start SOURCE MATERIAL

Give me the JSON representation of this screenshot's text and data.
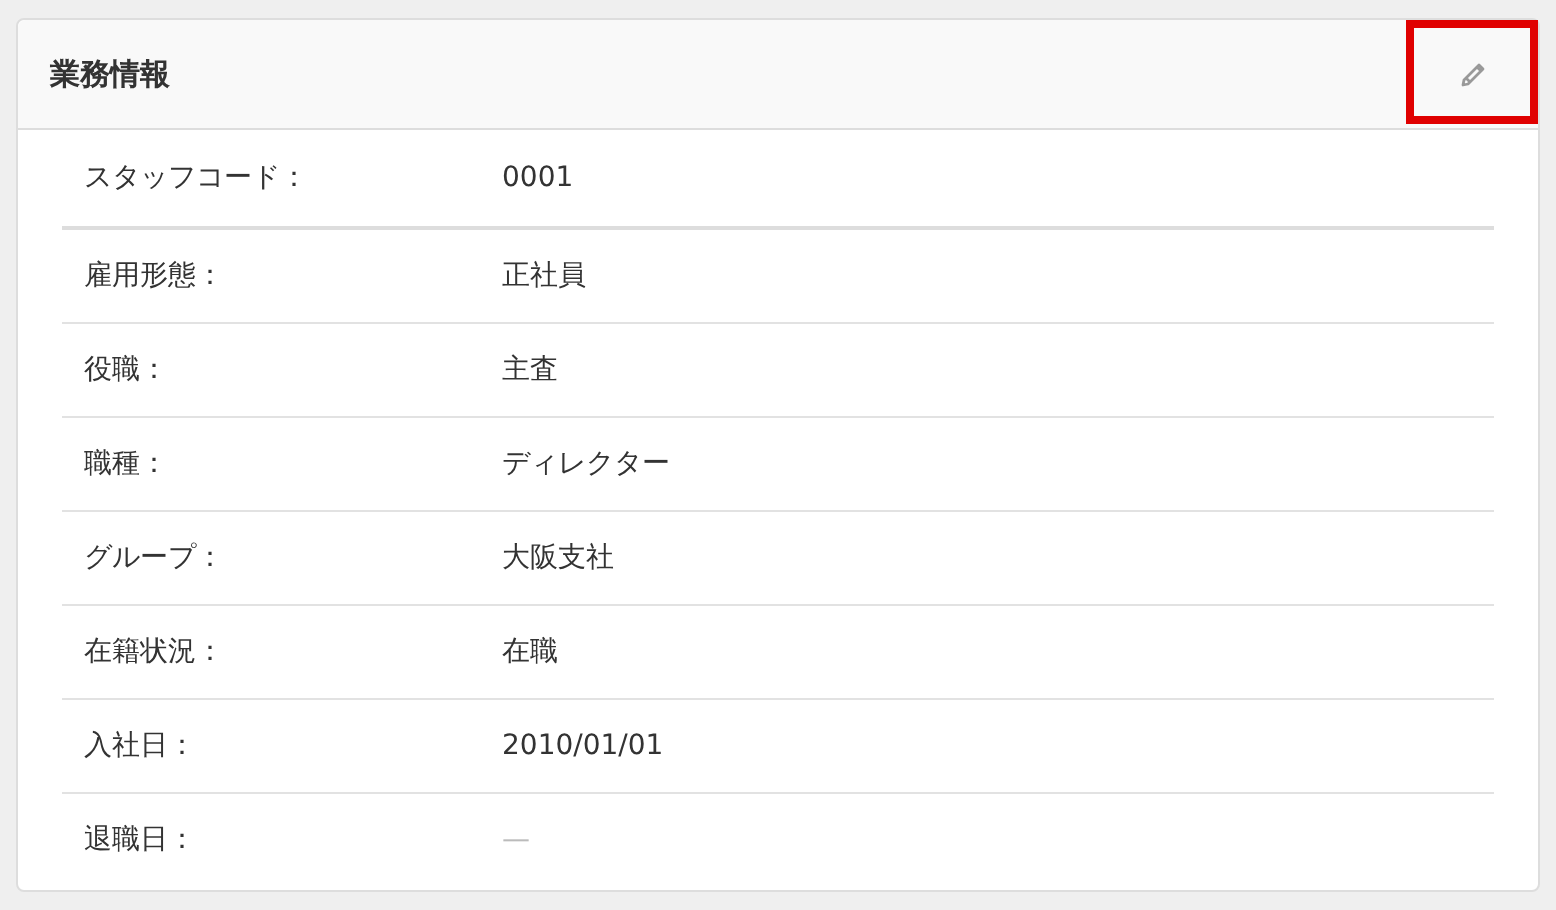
{
  "panel": {
    "title": "業務情報",
    "edit_highlighted": true
  },
  "rows": [
    {
      "label": "スタッフコード：",
      "value": "0001",
      "empty": false
    },
    {
      "label": "雇用形態：",
      "value": "正社員",
      "empty": false
    },
    {
      "label": "役職：",
      "value": "主査",
      "empty": false
    },
    {
      "label": "職種：",
      "value": "ディレクター",
      "empty": false
    },
    {
      "label": "グループ：",
      "value": "大阪支社",
      "empty": false
    },
    {
      "label": "在籍状況：",
      "value": "在職",
      "empty": false
    },
    {
      "label": "入社日：",
      "value": "2010/01/01",
      "empty": false
    },
    {
      "label": "退職日：",
      "value": "—",
      "empty": true
    }
  ]
}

end SOURCE MATERIAL

(STATED EXERCISE): Without the pictures, transcribe the listing above exactly.

(EXERCISE RESULT):
Give me the JSON representation of this screenshot's text and data.
{
  "panel": {
    "title": "業務情報",
    "edit_highlighted": true
  },
  "rows": [
    {
      "label": "スタッフコード：",
      "value": "0001",
      "empty": false
    },
    {
      "label": "雇用形態：",
      "value": "正社員",
      "empty": false
    },
    {
      "label": "役職：",
      "value": "主査",
      "empty": false
    },
    {
      "label": "職種：",
      "value": "ディレクター",
      "empty": false
    },
    {
      "label": "グループ：",
      "value": "大阪支社",
      "empty": false
    },
    {
      "label": "在籍状況：",
      "value": "在職",
      "empty": false
    },
    {
      "label": "入社日：",
      "value": "2010/01/01",
      "empty": false
    },
    {
      "label": "退職日：",
      "value": "—",
      "empty": true
    }
  ]
}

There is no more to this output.